The problem
Print every entry, word for word, and skip the images.

▼

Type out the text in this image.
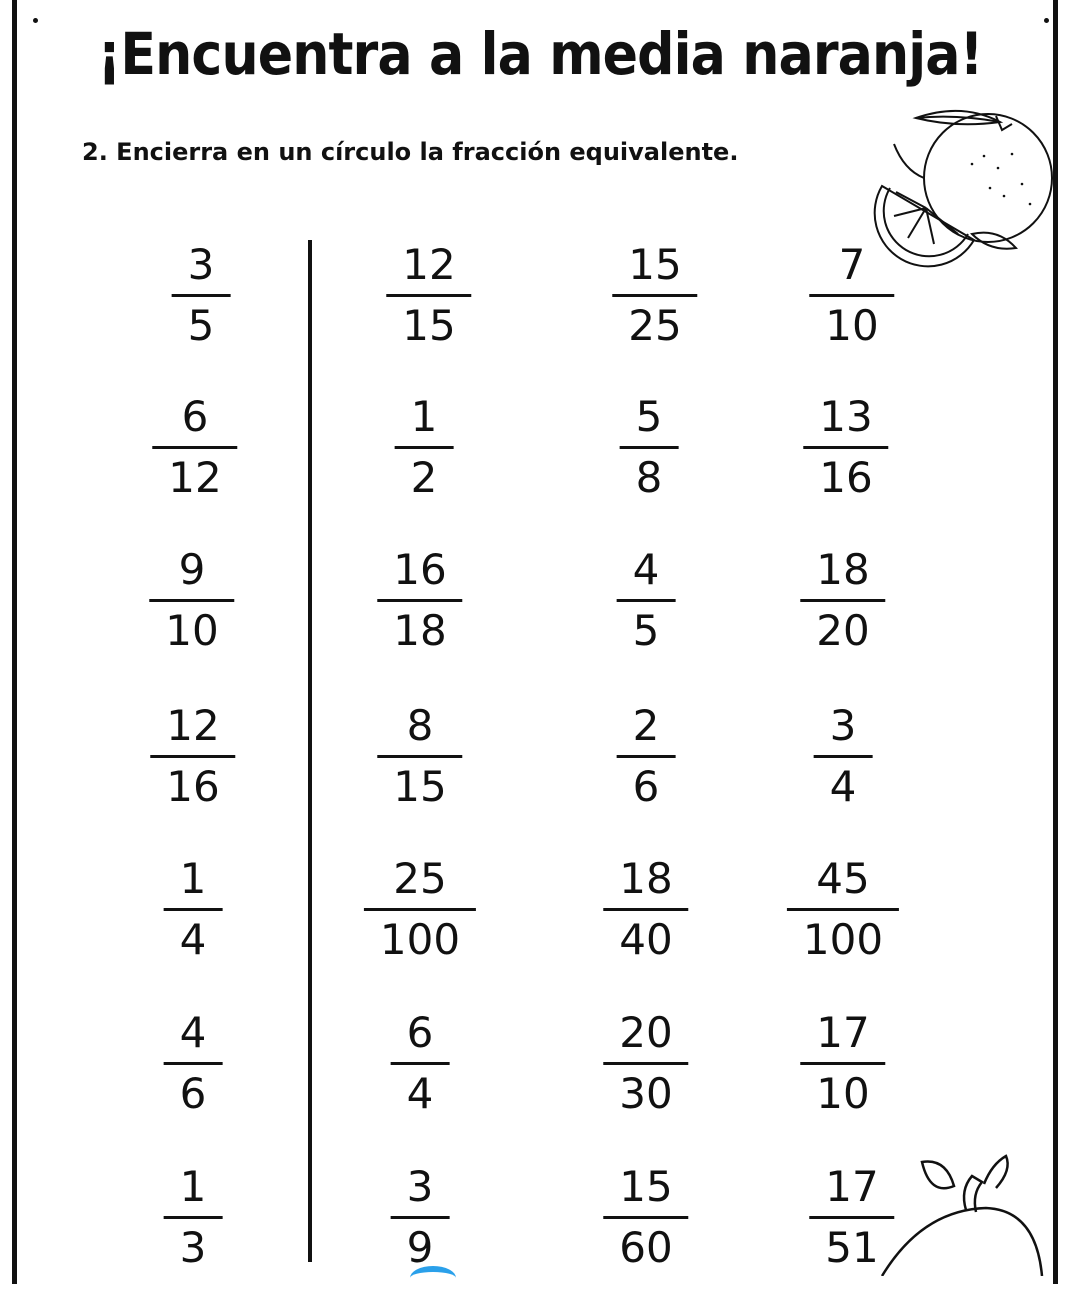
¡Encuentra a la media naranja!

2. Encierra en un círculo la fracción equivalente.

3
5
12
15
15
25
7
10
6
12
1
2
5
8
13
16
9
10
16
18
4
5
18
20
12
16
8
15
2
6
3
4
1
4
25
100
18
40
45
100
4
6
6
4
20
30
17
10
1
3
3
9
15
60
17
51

▲

Solution for this exercise
Type out the text in this image.
¡Encuentra a la media naranja!

2. Encierra en un círculo la fracción equivalente.

3
5
12
15
15
25
7
10
6
12
1
2
5
8
13
16
9
10
16
18
4
5
18
20
12
16
8
15
2
6
3
4
1
4
25
100
18
40
45
100
4
6
6
4
20
30
17
10
1
3
3
9
15
60
17
51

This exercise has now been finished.